Entries from a dataset
* Begin *

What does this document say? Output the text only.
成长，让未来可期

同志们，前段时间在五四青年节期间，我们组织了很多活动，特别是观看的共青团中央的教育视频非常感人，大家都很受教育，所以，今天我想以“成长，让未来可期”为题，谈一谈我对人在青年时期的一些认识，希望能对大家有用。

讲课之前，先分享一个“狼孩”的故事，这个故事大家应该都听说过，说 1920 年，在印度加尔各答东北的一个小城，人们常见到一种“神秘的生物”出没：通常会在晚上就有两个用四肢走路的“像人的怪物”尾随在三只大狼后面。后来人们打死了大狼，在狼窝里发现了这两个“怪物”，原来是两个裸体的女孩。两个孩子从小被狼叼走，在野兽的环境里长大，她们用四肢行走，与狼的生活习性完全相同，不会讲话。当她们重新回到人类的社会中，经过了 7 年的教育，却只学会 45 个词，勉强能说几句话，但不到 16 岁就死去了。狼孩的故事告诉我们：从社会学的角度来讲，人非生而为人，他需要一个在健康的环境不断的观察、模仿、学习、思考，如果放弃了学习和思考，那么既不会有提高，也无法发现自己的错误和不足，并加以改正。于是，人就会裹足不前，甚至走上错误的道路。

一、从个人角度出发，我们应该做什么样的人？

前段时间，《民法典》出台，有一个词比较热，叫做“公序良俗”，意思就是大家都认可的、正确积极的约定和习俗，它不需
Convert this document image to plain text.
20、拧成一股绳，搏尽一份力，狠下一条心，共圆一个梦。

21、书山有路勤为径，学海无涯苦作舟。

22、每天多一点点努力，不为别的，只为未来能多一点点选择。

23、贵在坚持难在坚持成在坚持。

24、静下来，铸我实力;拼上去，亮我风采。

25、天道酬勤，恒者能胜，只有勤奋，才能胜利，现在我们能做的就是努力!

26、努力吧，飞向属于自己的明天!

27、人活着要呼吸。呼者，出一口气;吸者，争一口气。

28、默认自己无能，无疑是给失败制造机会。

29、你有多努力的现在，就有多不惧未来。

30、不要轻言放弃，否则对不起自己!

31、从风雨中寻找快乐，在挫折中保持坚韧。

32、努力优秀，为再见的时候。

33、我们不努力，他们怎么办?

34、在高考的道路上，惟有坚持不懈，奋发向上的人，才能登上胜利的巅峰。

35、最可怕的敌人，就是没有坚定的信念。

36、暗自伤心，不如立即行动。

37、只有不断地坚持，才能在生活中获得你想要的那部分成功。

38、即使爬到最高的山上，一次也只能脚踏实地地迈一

* End *

# [YOUR TASK]
Gather every line from the listing above in which "text" appears, and copy those lines.

# [REPLY]
What does this document say? Output the text only.
Convert this document image to plain text.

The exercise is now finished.